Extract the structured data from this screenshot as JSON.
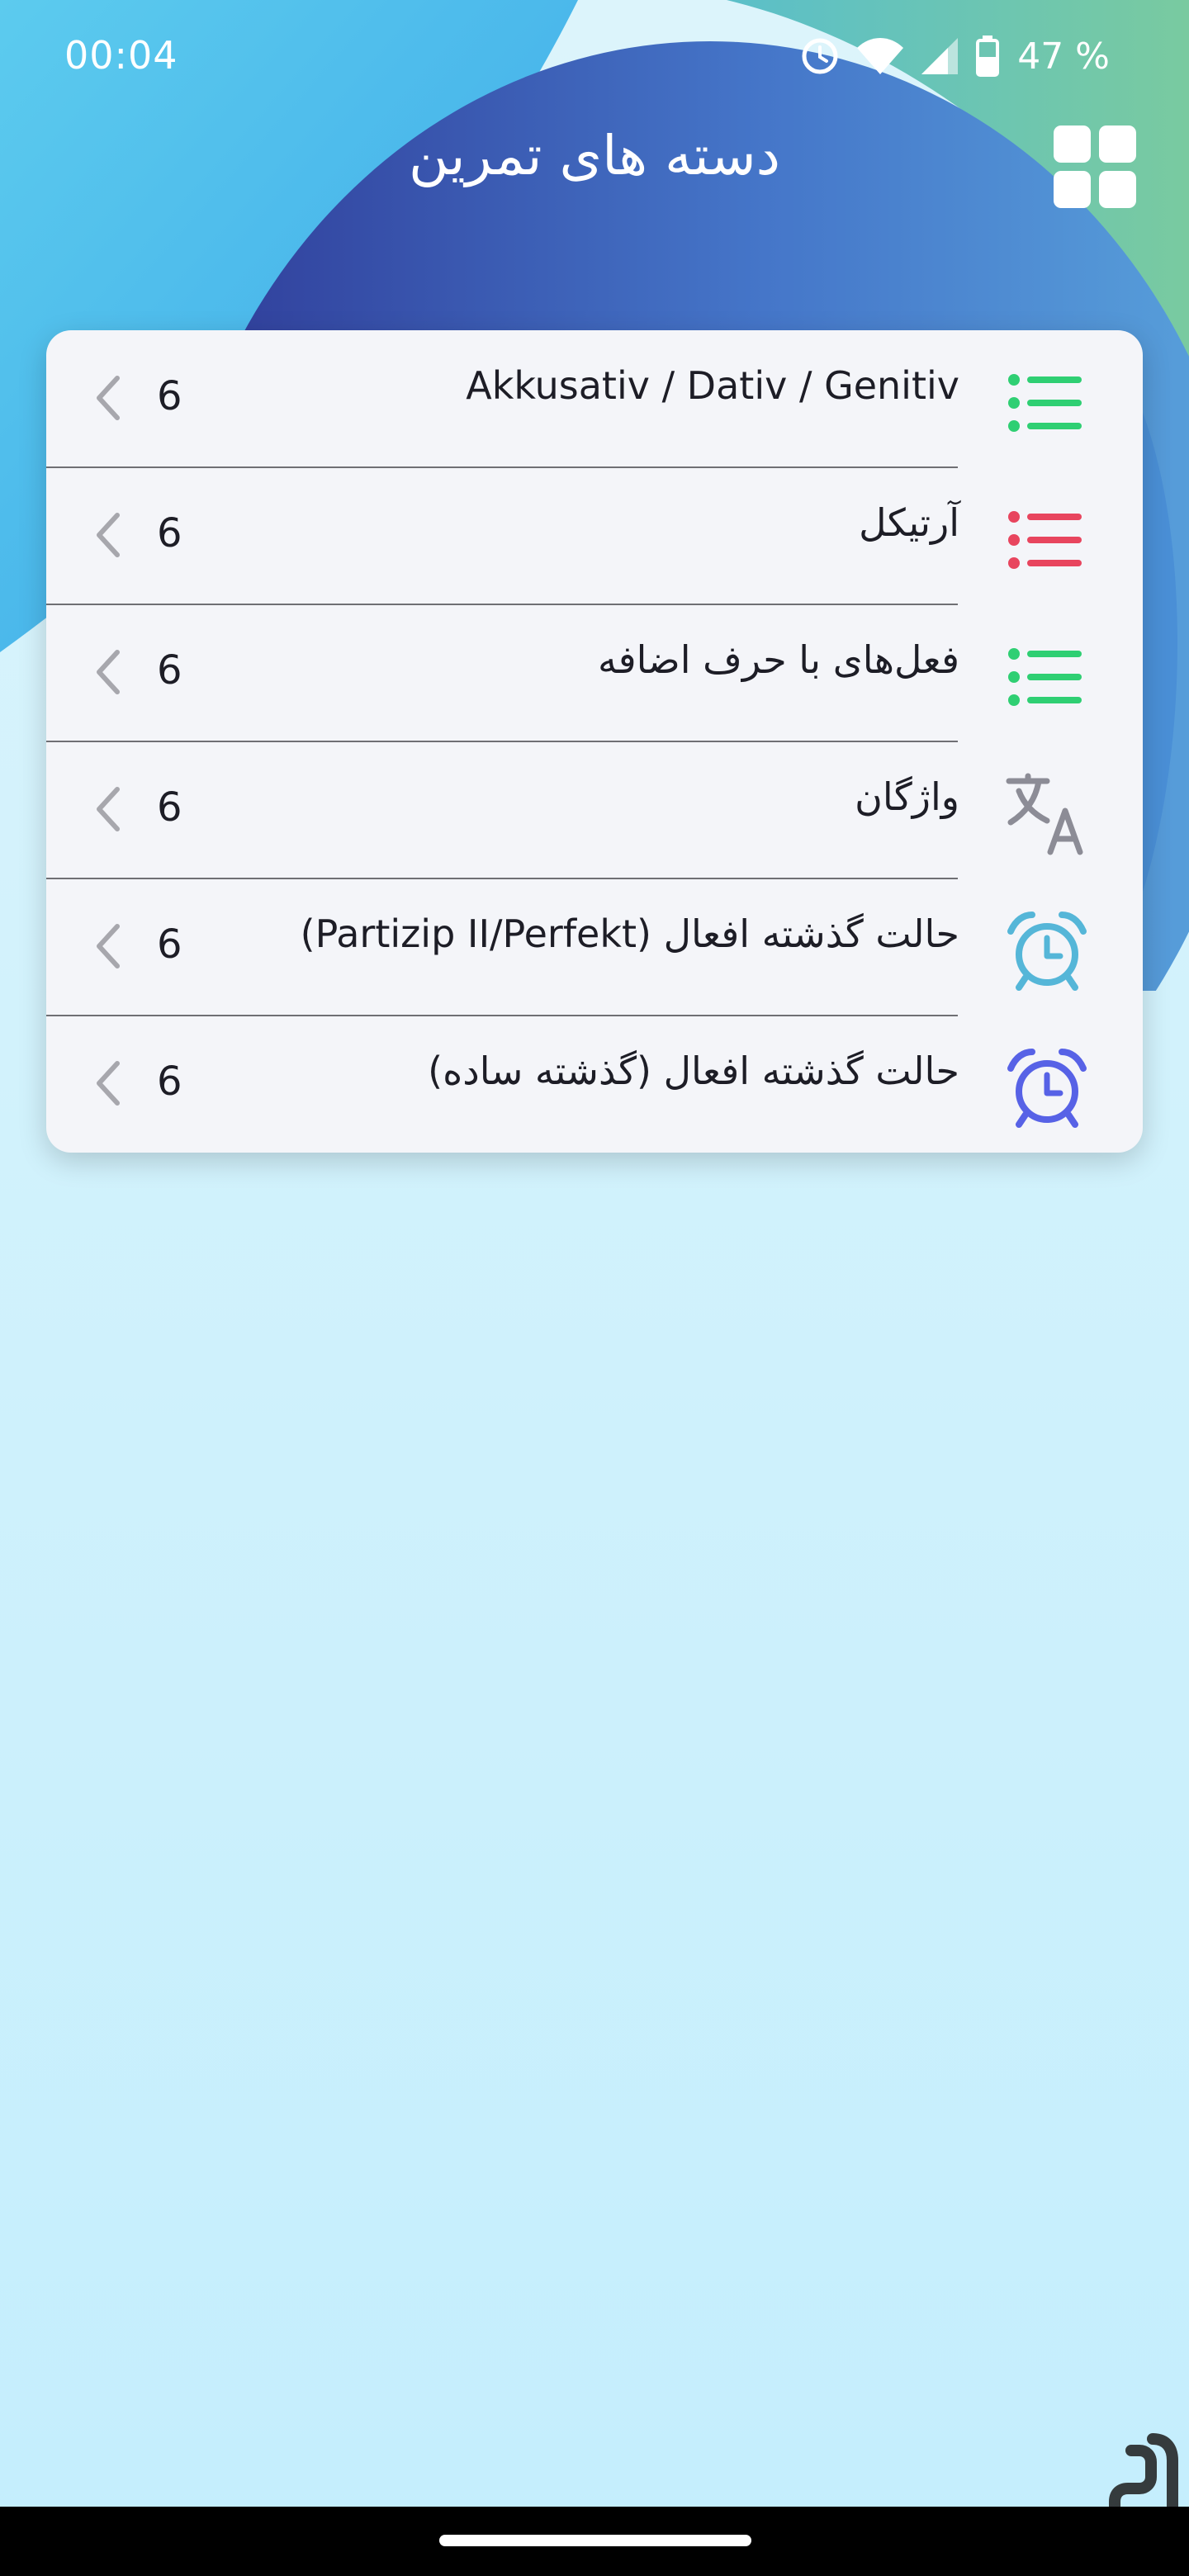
{
  "status_bar": {
    "time": "00:04",
    "battery_text": "47 %",
    "icons": [
      "alarm-icon",
      "wifi-icon",
      "signal-icon",
      "battery-icon"
    ]
  },
  "header": {
    "title": "دسته های تمرین",
    "grid_icon": "grid-icon"
  },
  "colors": {
    "green": "#2fcf73",
    "red": "#e8455e",
    "gray": "#8c8c96",
    "teal": "#55b6d8",
    "blue": "#5762e6"
  },
  "categories": [
    {
      "label": "Akkusativ / Dativ / Genitiv",
      "count": "6",
      "icon": "list-icon"
    },
    {
      "label": "آرتیکل",
      "count": "6",
      "icon": "list-icon"
    },
    {
      "label": "فعل‌های با حرف اضافه",
      "count": "6",
      "icon": "list-icon"
    },
    {
      "label": "واژگان",
      "count": "6",
      "icon": "translate-icon"
    },
    {
      "label": "حالت گذشته افعال (Partizip II/Perfekt)",
      "count": "6",
      "icon": "alarm-clock-icon"
    },
    {
      "label": "حالت گذشته افعال (گذشته ساده)",
      "count": "6",
      "icon": "alarm-clock-icon"
    }
  ]
}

+---+

» Directions for this task:
What comes back should match the records exactly, minus any pictures.

» The response:
Extract the structured data from this screenshot as JSON.
{
  "status_bar": {
    "time": "00:04",
    "battery_text": "47 %",
    "icons": [
      "alarm-icon",
      "wifi-icon",
      "signal-icon",
      "battery-icon"
    ]
  },
  "header": {
    "title": "دسته های تمرین",
    "grid_icon": "grid-icon"
  },
  "colors": {
    "green": "#2fcf73",
    "red": "#e8455e",
    "gray": "#8c8c96",
    "teal": "#55b6d8",
    "blue": "#5762e6"
  },
  "categories": [
    {
      "label": "Akkusativ / Dativ / Genitiv",
      "count": "6",
      "icon": "list-icon"
    },
    {
      "label": "آرتیکل",
      "count": "6",
      "icon": "list-icon"
    },
    {
      "label": "فعل‌های با حرف اضافه",
      "count": "6",
      "icon": "list-icon"
    },
    {
      "label": "واژگان",
      "count": "6",
      "icon": "translate-icon"
    },
    {
      "label": "حالت گذشته افعال (Partizip II/Perfekt)",
      "count": "6",
      "icon": "alarm-clock-icon"
    },
    {
      "label": "حالت گذشته افعال (گذشته ساده)",
      "count": "6",
      "icon": "alarm-clock-icon"
    }
  ]
}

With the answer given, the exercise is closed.